> [REQUIREMENT]: Copy out each line of the data that holds the word "Viessmann".

_ _ _

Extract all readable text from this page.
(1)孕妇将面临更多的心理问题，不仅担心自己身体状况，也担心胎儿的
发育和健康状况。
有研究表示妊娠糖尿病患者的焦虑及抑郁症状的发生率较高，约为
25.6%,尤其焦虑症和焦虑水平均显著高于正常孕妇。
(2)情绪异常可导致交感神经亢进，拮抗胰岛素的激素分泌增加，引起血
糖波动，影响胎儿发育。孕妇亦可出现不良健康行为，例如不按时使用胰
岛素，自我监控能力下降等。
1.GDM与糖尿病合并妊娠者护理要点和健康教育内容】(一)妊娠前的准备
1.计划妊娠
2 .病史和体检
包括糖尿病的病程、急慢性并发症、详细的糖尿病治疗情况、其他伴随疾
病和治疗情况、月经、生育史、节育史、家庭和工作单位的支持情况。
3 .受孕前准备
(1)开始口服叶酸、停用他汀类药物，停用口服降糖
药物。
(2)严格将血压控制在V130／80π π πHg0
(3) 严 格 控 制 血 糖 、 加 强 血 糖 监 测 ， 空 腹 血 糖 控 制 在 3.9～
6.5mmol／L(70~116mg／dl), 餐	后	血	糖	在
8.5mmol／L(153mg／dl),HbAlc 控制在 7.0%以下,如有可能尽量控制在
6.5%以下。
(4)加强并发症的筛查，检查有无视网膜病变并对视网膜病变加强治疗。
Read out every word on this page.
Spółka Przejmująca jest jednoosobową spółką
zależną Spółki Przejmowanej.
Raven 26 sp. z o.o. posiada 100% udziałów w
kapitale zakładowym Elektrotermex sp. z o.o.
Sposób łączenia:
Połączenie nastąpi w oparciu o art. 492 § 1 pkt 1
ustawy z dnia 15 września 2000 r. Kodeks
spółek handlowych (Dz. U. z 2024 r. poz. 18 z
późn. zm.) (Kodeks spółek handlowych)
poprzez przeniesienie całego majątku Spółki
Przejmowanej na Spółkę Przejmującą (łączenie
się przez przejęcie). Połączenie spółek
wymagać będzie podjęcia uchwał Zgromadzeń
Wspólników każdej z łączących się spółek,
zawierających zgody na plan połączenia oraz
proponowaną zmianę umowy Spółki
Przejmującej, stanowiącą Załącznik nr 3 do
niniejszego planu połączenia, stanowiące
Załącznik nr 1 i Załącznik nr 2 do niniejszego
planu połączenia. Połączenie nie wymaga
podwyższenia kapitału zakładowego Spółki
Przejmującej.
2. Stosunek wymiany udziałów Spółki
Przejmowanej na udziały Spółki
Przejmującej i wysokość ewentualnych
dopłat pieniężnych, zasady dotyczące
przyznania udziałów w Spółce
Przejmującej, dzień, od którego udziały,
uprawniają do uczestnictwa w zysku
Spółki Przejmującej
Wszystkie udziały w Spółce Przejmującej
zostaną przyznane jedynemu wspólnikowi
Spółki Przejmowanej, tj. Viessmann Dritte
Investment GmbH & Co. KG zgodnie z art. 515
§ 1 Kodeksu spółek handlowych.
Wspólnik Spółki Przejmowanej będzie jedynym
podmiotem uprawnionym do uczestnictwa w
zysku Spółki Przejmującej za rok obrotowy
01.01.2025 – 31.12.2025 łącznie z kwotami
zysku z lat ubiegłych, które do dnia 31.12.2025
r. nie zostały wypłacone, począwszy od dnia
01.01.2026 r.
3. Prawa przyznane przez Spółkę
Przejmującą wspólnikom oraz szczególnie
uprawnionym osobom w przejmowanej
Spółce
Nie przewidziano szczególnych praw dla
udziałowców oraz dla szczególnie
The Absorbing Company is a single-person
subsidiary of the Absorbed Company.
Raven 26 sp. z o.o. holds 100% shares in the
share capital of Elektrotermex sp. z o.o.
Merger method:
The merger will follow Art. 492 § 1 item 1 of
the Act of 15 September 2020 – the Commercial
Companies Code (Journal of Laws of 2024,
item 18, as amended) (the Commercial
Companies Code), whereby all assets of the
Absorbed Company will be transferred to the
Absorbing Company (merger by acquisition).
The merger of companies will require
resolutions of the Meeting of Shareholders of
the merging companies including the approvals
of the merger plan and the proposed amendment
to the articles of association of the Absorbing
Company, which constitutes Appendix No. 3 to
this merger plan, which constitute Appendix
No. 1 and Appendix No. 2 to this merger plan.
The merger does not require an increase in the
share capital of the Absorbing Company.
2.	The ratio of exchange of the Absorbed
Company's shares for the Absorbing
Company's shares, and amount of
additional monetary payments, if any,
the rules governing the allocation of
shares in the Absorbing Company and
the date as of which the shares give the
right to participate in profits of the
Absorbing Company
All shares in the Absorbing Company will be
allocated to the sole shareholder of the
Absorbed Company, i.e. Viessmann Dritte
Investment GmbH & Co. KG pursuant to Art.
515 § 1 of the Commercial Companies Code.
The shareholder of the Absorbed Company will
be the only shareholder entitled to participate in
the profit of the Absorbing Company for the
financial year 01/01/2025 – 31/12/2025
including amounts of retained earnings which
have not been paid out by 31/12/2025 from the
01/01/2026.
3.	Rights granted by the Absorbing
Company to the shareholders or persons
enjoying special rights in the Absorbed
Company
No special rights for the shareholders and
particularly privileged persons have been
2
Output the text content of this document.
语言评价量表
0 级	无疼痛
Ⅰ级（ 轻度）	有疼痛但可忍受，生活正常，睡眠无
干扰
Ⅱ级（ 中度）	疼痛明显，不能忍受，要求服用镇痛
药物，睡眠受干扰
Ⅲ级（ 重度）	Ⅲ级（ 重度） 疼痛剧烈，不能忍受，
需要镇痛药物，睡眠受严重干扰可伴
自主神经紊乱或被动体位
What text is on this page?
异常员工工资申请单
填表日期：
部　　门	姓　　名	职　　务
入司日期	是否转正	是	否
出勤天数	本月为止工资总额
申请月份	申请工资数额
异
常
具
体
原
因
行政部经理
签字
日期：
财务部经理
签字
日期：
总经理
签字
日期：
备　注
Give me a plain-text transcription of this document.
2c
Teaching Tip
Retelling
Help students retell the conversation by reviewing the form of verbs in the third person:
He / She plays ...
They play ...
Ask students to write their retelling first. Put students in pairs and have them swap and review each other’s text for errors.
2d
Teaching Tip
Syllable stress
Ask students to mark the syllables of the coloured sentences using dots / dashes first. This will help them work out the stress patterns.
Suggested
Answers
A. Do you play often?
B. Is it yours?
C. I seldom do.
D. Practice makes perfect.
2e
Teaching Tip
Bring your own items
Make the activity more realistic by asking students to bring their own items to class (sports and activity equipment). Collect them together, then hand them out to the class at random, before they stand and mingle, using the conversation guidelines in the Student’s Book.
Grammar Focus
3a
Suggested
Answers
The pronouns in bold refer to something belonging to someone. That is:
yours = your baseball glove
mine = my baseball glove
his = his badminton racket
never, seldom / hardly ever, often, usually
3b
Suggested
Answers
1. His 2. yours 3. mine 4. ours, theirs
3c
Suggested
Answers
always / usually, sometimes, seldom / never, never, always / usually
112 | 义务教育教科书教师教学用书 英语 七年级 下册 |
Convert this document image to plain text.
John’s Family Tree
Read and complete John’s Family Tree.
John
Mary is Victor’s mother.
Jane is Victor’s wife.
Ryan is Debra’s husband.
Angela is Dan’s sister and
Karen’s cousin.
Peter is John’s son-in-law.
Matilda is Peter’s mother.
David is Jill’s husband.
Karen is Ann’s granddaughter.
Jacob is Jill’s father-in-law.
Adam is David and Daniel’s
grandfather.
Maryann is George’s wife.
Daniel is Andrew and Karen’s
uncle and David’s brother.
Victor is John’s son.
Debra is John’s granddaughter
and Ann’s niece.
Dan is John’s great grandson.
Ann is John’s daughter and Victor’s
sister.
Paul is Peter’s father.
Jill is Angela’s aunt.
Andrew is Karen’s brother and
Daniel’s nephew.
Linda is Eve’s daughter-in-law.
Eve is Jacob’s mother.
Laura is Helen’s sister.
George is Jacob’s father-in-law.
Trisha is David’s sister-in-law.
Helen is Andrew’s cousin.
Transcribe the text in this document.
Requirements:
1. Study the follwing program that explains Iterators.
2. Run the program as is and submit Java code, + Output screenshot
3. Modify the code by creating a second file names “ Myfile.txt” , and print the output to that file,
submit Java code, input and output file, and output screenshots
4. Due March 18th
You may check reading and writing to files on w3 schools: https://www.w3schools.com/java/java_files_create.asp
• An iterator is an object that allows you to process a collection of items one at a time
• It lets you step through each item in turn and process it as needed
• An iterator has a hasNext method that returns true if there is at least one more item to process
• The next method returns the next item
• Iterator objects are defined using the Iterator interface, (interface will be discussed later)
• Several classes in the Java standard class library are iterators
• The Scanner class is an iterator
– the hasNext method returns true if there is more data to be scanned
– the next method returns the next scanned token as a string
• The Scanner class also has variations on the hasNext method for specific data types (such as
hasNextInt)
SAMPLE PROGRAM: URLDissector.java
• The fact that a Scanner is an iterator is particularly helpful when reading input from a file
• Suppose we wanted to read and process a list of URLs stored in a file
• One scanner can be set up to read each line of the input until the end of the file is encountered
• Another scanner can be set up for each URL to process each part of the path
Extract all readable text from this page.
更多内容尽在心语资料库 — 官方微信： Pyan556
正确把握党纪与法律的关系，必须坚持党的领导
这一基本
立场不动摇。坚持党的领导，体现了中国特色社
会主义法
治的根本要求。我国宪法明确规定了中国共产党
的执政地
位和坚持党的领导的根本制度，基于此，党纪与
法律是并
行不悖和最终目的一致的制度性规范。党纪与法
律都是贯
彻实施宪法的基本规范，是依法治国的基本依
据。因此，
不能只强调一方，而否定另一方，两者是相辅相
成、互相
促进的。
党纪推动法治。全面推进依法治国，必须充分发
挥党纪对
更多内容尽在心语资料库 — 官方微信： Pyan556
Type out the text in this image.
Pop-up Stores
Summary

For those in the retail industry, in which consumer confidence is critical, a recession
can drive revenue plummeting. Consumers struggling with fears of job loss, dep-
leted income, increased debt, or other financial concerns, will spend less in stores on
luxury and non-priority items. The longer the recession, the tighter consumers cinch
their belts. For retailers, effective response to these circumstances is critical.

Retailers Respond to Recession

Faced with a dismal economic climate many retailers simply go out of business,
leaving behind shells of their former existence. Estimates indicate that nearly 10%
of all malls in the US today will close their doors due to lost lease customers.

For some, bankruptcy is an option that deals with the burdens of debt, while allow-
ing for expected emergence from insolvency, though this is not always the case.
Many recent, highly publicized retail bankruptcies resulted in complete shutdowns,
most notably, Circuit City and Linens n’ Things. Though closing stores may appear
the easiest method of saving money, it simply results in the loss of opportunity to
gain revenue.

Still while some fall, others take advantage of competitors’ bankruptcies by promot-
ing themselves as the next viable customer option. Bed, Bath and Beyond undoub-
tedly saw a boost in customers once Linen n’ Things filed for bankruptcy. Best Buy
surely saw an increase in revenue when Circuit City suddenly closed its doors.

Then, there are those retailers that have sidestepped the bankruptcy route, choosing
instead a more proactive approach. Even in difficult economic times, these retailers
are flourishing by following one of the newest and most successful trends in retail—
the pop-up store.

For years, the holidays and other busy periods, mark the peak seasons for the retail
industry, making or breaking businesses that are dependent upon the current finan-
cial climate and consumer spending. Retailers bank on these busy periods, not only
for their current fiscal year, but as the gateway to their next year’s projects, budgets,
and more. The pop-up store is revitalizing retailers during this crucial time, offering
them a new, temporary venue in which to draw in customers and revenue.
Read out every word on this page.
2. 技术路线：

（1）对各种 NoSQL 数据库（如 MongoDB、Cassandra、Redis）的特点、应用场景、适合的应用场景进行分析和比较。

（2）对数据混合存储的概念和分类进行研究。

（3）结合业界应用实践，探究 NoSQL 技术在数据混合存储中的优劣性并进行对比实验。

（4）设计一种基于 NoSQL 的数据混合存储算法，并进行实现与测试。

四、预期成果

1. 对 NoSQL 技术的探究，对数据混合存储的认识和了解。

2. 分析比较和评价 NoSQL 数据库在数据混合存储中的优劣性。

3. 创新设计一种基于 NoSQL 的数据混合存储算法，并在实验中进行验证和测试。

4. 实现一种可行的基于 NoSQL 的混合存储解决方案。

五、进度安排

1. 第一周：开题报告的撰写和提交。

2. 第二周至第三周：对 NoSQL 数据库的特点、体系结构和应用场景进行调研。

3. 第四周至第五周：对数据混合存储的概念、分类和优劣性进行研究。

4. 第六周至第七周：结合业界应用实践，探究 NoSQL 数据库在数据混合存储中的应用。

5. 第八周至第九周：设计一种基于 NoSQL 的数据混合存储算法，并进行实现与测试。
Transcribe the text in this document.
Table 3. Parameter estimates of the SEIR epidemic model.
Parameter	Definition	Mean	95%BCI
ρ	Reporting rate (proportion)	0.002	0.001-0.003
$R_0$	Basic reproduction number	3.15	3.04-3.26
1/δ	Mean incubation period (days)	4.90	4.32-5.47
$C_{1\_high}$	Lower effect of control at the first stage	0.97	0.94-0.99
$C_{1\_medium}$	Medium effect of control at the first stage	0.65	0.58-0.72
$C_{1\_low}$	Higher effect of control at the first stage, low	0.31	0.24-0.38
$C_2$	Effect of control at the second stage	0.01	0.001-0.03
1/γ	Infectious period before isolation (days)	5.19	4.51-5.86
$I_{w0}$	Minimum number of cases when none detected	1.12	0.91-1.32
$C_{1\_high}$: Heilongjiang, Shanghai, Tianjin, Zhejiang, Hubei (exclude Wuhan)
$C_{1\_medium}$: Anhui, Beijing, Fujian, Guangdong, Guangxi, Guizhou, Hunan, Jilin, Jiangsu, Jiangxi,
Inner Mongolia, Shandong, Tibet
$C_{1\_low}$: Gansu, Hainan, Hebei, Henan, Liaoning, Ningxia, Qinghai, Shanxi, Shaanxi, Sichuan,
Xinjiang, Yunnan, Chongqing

_ _ _

> [EXERCISE RESPONSE]:
Spółki Przejmowanej, tj. Viessmann Dritte
Absorbed Company, i.e. Viessmann Dritte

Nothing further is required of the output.